[Extracted data entries]
####################
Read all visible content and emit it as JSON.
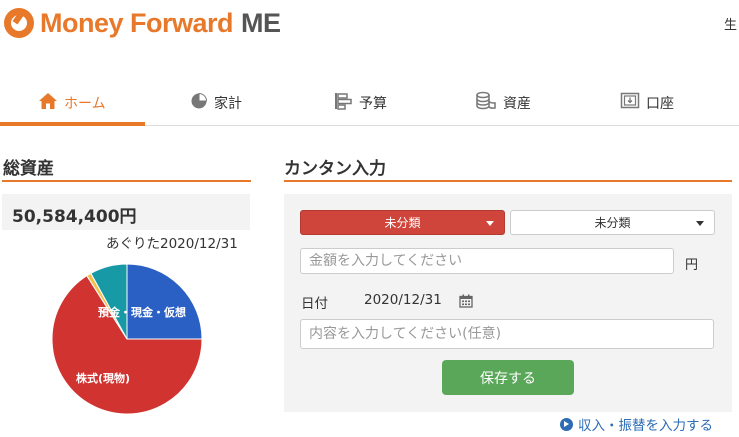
{
  "header": {
    "logo_text": "Money Forward",
    "logo_suffix": "ME",
    "user_link": "生",
    "brand_color": "#e8782a"
  },
  "nav": {
    "items": [
      {
        "label": "ホーム",
        "icon": "home-icon",
        "active": true
      },
      {
        "label": "家計",
        "icon": "pie-chart-icon",
        "active": false
      },
      {
        "label": "予算",
        "icon": "budget-icon",
        "active": false
      },
      {
        "label": "資産",
        "icon": "coins-icon",
        "active": false
      },
      {
        "label": "口座",
        "icon": "account-icon",
        "active": false
      }
    ]
  },
  "assets": {
    "title": "総資産",
    "value": "50,584,400円",
    "date_note": "あぐりた2020/12/31"
  },
  "chart_data": {
    "type": "pie",
    "slices": [
      {
        "label": "預金・現金・仮想",
        "share": 0.25,
        "color": "#2a5fc4"
      },
      {
        "label": "株式(現物)",
        "share": 0.66,
        "color": "#d03330"
      },
      {
        "label": "",
        "share": 0.01,
        "color": "#f2c14e"
      },
      {
        "label": "",
        "share": 0.08,
        "color": "#179aa5"
      }
    ]
  },
  "quick_entry": {
    "title": "カンタン入力",
    "category_main": "未分類",
    "category_sub": "未分類",
    "amount_placeholder": "金額を入力してください",
    "currency_unit": "円",
    "date_label": "日付",
    "date_value": "2020/12/31",
    "memo_placeholder": "内容を入力してください(任意)",
    "save_label": "保存する",
    "transfer_link": "収入・振替を入力する"
  }
}
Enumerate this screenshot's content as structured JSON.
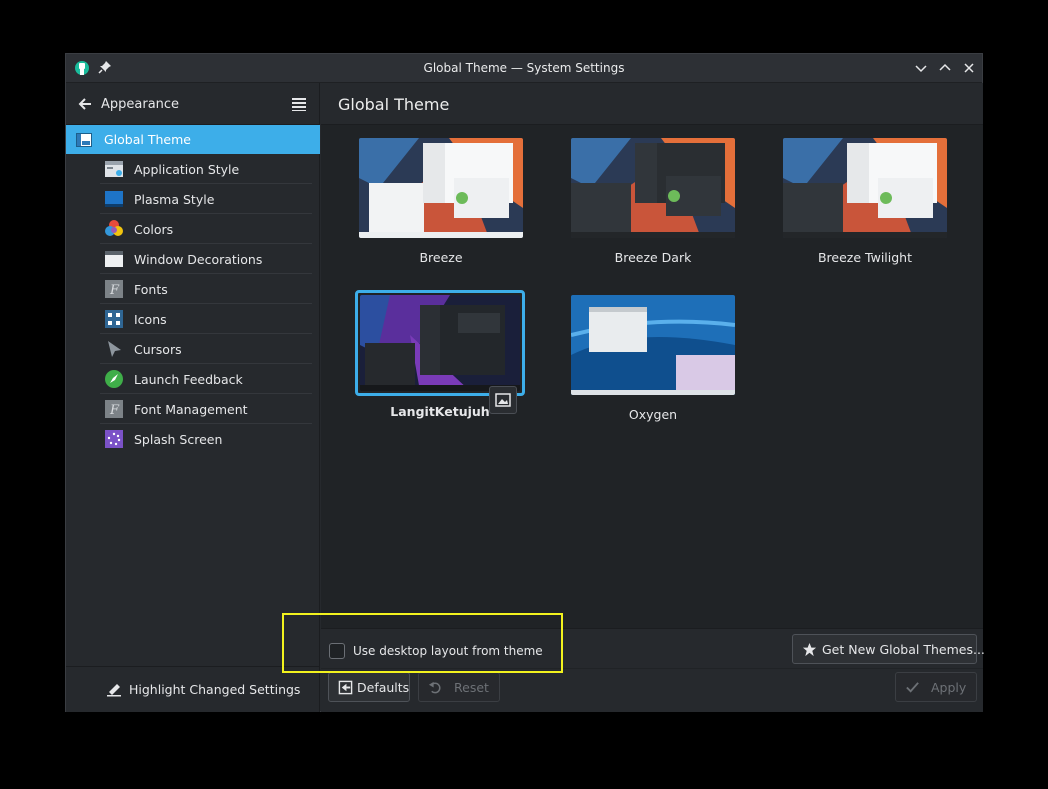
{
  "window": {
    "title": "Global Theme — System Settings"
  },
  "sidebar": {
    "back_label": "Appearance",
    "selected": {
      "label": "Global Theme",
      "icon": "global-theme-icon"
    },
    "items": [
      {
        "label": "Application Style",
        "icon": "application-style-icon"
      },
      {
        "label": "Plasma Style",
        "icon": "plasma-style-icon"
      },
      {
        "label": "Colors",
        "icon": "colors-icon"
      },
      {
        "label": "Window Decorations",
        "icon": "window-decorations-icon"
      },
      {
        "label": "Fonts",
        "icon": "fonts-icon"
      },
      {
        "label": "Icons",
        "icon": "icons-icon"
      },
      {
        "label": "Cursors",
        "icon": "cursors-icon"
      },
      {
        "label": "Launch Feedback",
        "icon": "launch-feedback-icon"
      },
      {
        "label": "Font Management",
        "icon": "font-management-icon"
      },
      {
        "label": "Splash Screen",
        "icon": "splash-screen-icon"
      }
    ],
    "footer_label": "Highlight Changed Settings"
  },
  "main": {
    "title": "Global Theme",
    "themes": [
      {
        "name": "Breeze"
      },
      {
        "name": "Breeze Dark"
      },
      {
        "name": "Breeze Twilight"
      },
      {
        "name": "LangitKetujuh",
        "selected": true
      },
      {
        "name": "Oxygen"
      }
    ],
    "checkbox_label": "Use desktop layout from theme",
    "checkbox_checked": false,
    "get_new_label": "Get New Global Themes...",
    "defaults_label": "Defaults",
    "reset_label": "Reset",
    "apply_label": "Apply"
  },
  "colors": {
    "accent": "#3daee9",
    "highlight_annotation": "#f2f21e"
  }
}
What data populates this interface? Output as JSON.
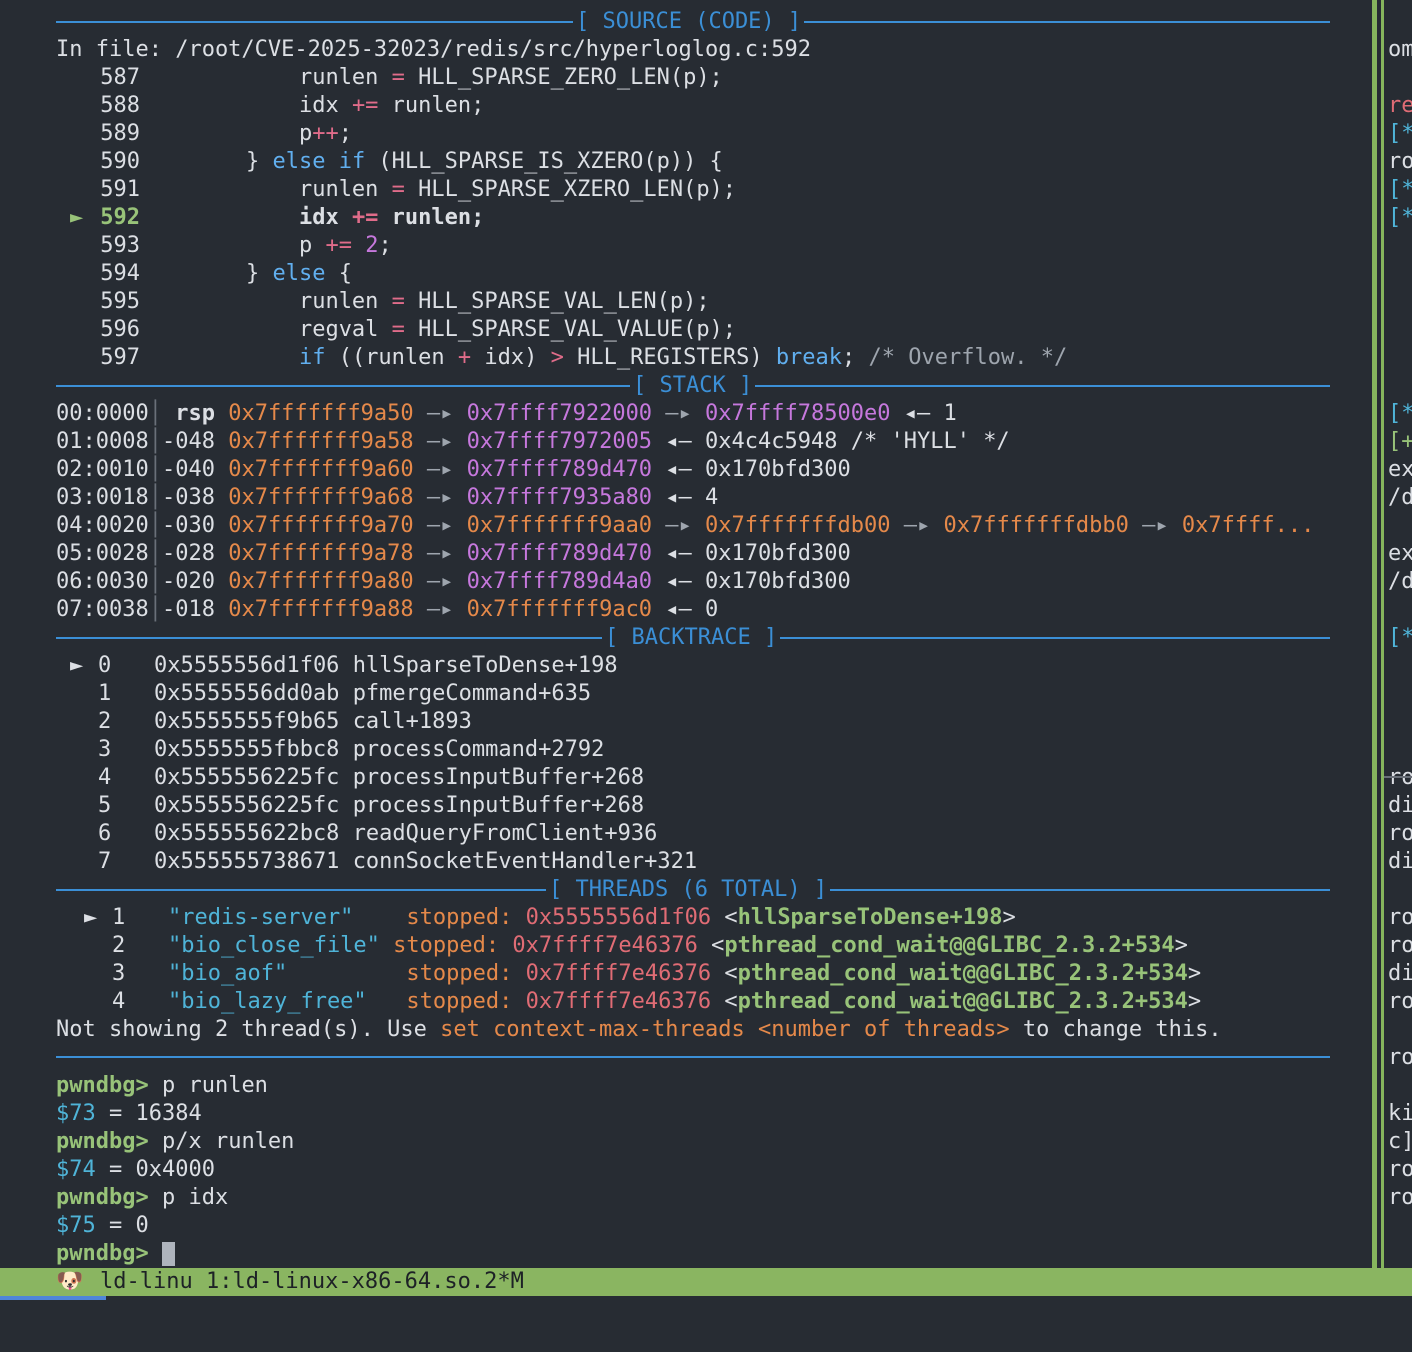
{
  "source": {
    "header": "[ SOURCE (CODE) ]",
    "file_line": "In file: /root/CVE-2025-32023/redis/src/hyperloglog.c:592",
    "current_marker": "►",
    "lines": [
      {
        "n": "587",
        "ind": "            ",
        "toks": [
          [
            "",
            "runlen "
          ],
          [
            "op",
            "="
          ],
          [
            "",
            " HLL_SPARSE_ZERO_LEN(p);"
          ]
        ]
      },
      {
        "n": "588",
        "ind": "            ",
        "toks": [
          [
            "",
            "idx "
          ],
          [
            "op",
            "+="
          ],
          [
            "",
            " runlen;"
          ]
        ]
      },
      {
        "n": "589",
        "ind": "            ",
        "toks": [
          [
            "",
            "p"
          ],
          [
            "op",
            "++"
          ],
          [
            "",
            ";"
          ]
        ]
      },
      {
        "n": "590",
        "ind": "        ",
        "toks": [
          [
            "",
            "} "
          ],
          [
            "kw",
            "else if"
          ],
          [
            "",
            " (HLL_SPARSE_IS_XZERO(p)) {"
          ]
        ]
      },
      {
        "n": "591",
        "ind": "            ",
        "toks": [
          [
            "",
            "runlen "
          ],
          [
            "op",
            "="
          ],
          [
            "",
            " HLL_SPARSE_XZERO_LEN(p);"
          ]
        ]
      },
      {
        "n": "592",
        "ind": "            ",
        "cur": true,
        "toks": [
          [
            "",
            "idx "
          ],
          [
            "op",
            "+="
          ],
          [
            "",
            " runlen;"
          ]
        ]
      },
      {
        "n": "593",
        "ind": "            ",
        "toks": [
          [
            "",
            "p "
          ],
          [
            "op",
            "+="
          ],
          [
            "",
            " "
          ],
          [
            "num",
            "2"
          ],
          [
            "",
            ";"
          ]
        ]
      },
      {
        "n": "594",
        "ind": "        ",
        "toks": [
          [
            "",
            "} "
          ],
          [
            "kw",
            "else"
          ],
          [
            "",
            " {"
          ]
        ]
      },
      {
        "n": "595",
        "ind": "            ",
        "toks": [
          [
            "",
            "runlen "
          ],
          [
            "op",
            "="
          ],
          [
            "",
            " HLL_SPARSE_VAL_LEN(p);"
          ]
        ]
      },
      {
        "n": "596",
        "ind": "            ",
        "toks": [
          [
            "",
            "regval "
          ],
          [
            "op",
            "="
          ],
          [
            "",
            " HLL_SPARSE_VAL_VALUE(p);"
          ]
        ]
      },
      {
        "n": "597",
        "ind": "            ",
        "toks": [
          [
            "kw",
            "if"
          ],
          [
            "",
            " ((runlen "
          ],
          [
            "op",
            "+"
          ],
          [
            "",
            " idx) "
          ],
          [
            "op",
            ">"
          ],
          [
            "",
            " HLL_REGISTERS) "
          ],
          [
            "kw",
            "break"
          ],
          [
            "",
            ";"
          ],
          [
            "cm",
            " /* Overflow. */"
          ]
        ]
      }
    ]
  },
  "stack": {
    "header": "[ STACK ]",
    "rows": [
      {
        "idx": "00:0000",
        "off": " rsp ",
        "bold": true,
        "toks": [
          [
            "orange",
            "0x7fffffff9a50"
          ],
          [
            "gray",
            " —▸ "
          ],
          [
            "purple",
            "0x7ffff7922000"
          ],
          [
            "gray",
            " —▸ "
          ],
          [
            "purple",
            "0x7ffff78500e0"
          ],
          [
            "",
            " ◂— 1"
          ]
        ]
      },
      {
        "idx": "01:0008",
        "off": "-048 ",
        "toks": [
          [
            "orange",
            "0x7fffffff9a58"
          ],
          [
            "gray",
            " —▸ "
          ],
          [
            "purple",
            "0x7ffff7972005"
          ],
          [
            "",
            " ◂— 0x4c4c5948 /* 'HYLL' */"
          ]
        ]
      },
      {
        "idx": "02:0010",
        "off": "-040 ",
        "toks": [
          [
            "orange",
            "0x7fffffff9a60"
          ],
          [
            "gray",
            " —▸ "
          ],
          [
            "purple",
            "0x7ffff789d470"
          ],
          [
            "",
            " ◂— 0x170bfd300"
          ]
        ]
      },
      {
        "idx": "03:0018",
        "off": "-038 ",
        "toks": [
          [
            "orange",
            "0x7fffffff9a68"
          ],
          [
            "gray",
            " —▸ "
          ],
          [
            "purple",
            "0x7ffff7935a80"
          ],
          [
            "",
            " ◂— 4"
          ]
        ]
      },
      {
        "idx": "04:0020",
        "off": "-030 ",
        "toks": [
          [
            "orange",
            "0x7fffffff9a70"
          ],
          [
            "gray",
            " —▸ "
          ],
          [
            "orange",
            "0x7fffffff9aa0"
          ],
          [
            "gray",
            " —▸ "
          ],
          [
            "orange",
            "0x7fffffffdb00"
          ],
          [
            "gray",
            " —▸ "
          ],
          [
            "orange",
            "0x7fffffffdbb0"
          ],
          [
            "gray",
            " —▸ "
          ],
          [
            "orange",
            "0x7ffff..."
          ]
        ]
      },
      {
        "idx": "05:0028",
        "off": "-028 ",
        "toks": [
          [
            "orange",
            "0x7fffffff9a78"
          ],
          [
            "gray",
            " —▸ "
          ],
          [
            "purple",
            "0x7ffff789d470"
          ],
          [
            "",
            " ◂— 0x170bfd300"
          ]
        ]
      },
      {
        "idx": "06:0030",
        "off": "-020 ",
        "toks": [
          [
            "orange",
            "0x7fffffff9a80"
          ],
          [
            "gray",
            " —▸ "
          ],
          [
            "purple",
            "0x7ffff789d4a0"
          ],
          [
            "",
            " ◂— 0x170bfd300"
          ]
        ]
      },
      {
        "idx": "07:0038",
        "off": "-018 ",
        "toks": [
          [
            "orange",
            "0x7fffffff9a88"
          ],
          [
            "gray",
            " —▸ "
          ],
          [
            "orange",
            "0x7fffffff9ac0"
          ],
          [
            "",
            " ◂— 0"
          ]
        ]
      }
    ]
  },
  "backtrace": {
    "header": "[ BACKTRACE ]",
    "rows": [
      {
        "m": "►",
        "n": "0",
        "addr": "0x5555556d1f06",
        "sym": "hllSparseToDense+198"
      },
      {
        "m": "",
        "n": "1",
        "addr": "0x5555556dd0ab",
        "sym": "pfmergeCommand+635"
      },
      {
        "m": "",
        "n": "2",
        "addr": "0x5555555f9b65",
        "sym": "call+1893"
      },
      {
        "m": "",
        "n": "3",
        "addr": "0x5555555fbbc8",
        "sym": "processCommand+2792"
      },
      {
        "m": "",
        "n": "4",
        "addr": "0x5555556225fc",
        "sym": "processInputBuffer+268"
      },
      {
        "m": "",
        "n": "5",
        "addr": "0x5555556225fc",
        "sym": "processInputBuffer+268"
      },
      {
        "m": "",
        "n": "6",
        "addr": "0x555555622bc8",
        "sym": "readQueryFromClient+936"
      },
      {
        "m": "",
        "n": "7",
        "addr": "0x555555738671",
        "sym": "connSocketEventHandler+321"
      }
    ]
  },
  "threads": {
    "header": "[ THREADS (6 TOTAL) ]",
    "rows": [
      {
        "m": "►",
        "n": "1",
        "name": "\"redis-server\"   ",
        "state": "stopped:",
        "addr": "0x5555556d1f06",
        "sym": "hllSparseToDense+198"
      },
      {
        "m": "",
        "n": "2",
        "name": "\"bio_close_file\"",
        "state": "stopped:",
        "addr": "0x7ffff7e46376",
        "sym": "pthread_cond_wait@@GLIBC_2.3.2+534"
      },
      {
        "m": "",
        "n": "3",
        "name": "\"bio_aof\"        ",
        "state": "stopped:",
        "addr": "0x7ffff7e46376",
        "sym": "pthread_cond_wait@@GLIBC_2.3.2+534"
      },
      {
        "m": "",
        "n": "4",
        "name": "\"bio_lazy_free\"  ",
        "state": "stopped:",
        "addr": "0x7ffff7e46376",
        "sym": "pthread_cond_wait@@GLIBC_2.3.2+534"
      }
    ],
    "note_pre": "Not showing 2 thread(s). Use ",
    "note_cmd": "set context-max-threads <number of threads>",
    "note_post": " to change this."
  },
  "console": {
    "prompt": "pwndbg> ",
    "lines": [
      {
        "type": "cmd",
        "text": "p runlen"
      },
      {
        "type": "out",
        "var": "$73",
        "rest": " = 16384"
      },
      {
        "type": "cmd",
        "text": "p/x runlen"
      },
      {
        "type": "out",
        "var": "$74",
        "rest": " = 0x4000"
      },
      {
        "type": "cmd",
        "text": "p idx"
      },
      {
        "type": "out",
        "var": "$75",
        "rest": " = 0"
      },
      {
        "type": "cmd",
        "text": "",
        "cursor": true
      }
    ]
  },
  "right_pane": [
    {
      "row": 2,
      "text": "om",
      "color": "#dcdfe4"
    },
    {
      "row": 4,
      "text": "re",
      "color": "#e06c75"
    },
    {
      "row": 5,
      "text": "[*",
      "color": "#4fb4d8"
    },
    {
      "row": 6,
      "text": "ro",
      "color": "#dcdfe4"
    },
    {
      "row": 7,
      "text": "[*",
      "color": "#4fb4d8"
    },
    {
      "row": 8,
      "text": "[*",
      "color": "#4fb4d8"
    },
    {
      "row": 15,
      "text": "[*",
      "color": "#4fb4d8"
    },
    {
      "row": 16,
      "text": "[+",
      "color": "#98c379"
    },
    {
      "row": 17,
      "text": "ex",
      "color": "#dcdfe4"
    },
    {
      "row": 18,
      "text": "/d",
      "color": "#dcdfe4"
    },
    {
      "row": 20,
      "text": "ex",
      "color": "#dcdfe4"
    },
    {
      "row": 21,
      "text": "/d",
      "color": "#dcdfe4"
    },
    {
      "row": 23,
      "text": "[*",
      "color": "#4fb4d8"
    },
    {
      "row": 28,
      "text": "ro",
      "color": "#dcdfe4"
    },
    {
      "row": 29,
      "text": "di",
      "color": "#dcdfe4"
    },
    {
      "row": 30,
      "text": "ro",
      "color": "#dcdfe4"
    },
    {
      "row": 31,
      "text": "di",
      "color": "#dcdfe4"
    },
    {
      "row": 33,
      "text": "ro",
      "color": "#dcdfe4"
    },
    {
      "row": 34,
      "text": "ro",
      "color": "#dcdfe4"
    },
    {
      "row": 35,
      "text": "di",
      "color": "#dcdfe4"
    },
    {
      "row": 36,
      "text": "ro",
      "color": "#dcdfe4"
    },
    {
      "row": 38,
      "text": "ro",
      "color": "#dcdfe4"
    },
    {
      "row": 40,
      "text": "ki",
      "color": "#dcdfe4"
    },
    {
      "row": 41,
      "text": "c]",
      "color": "#dcdfe4"
    },
    {
      "row": 42,
      "text": "ro",
      "color": "#dcdfe4"
    },
    {
      "row": 43,
      "text": "ro",
      "color": "#dcdfe4"
    }
  ],
  "status_bar": {
    "icon": "🐶",
    "text": "ld-linu 1:ld-linux-x86-64.so.2*M"
  }
}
####################
**Stated problem:** Report the number of lines in the listing that include the string "JSON"; give nothing but the number.

**Result of this task:** 3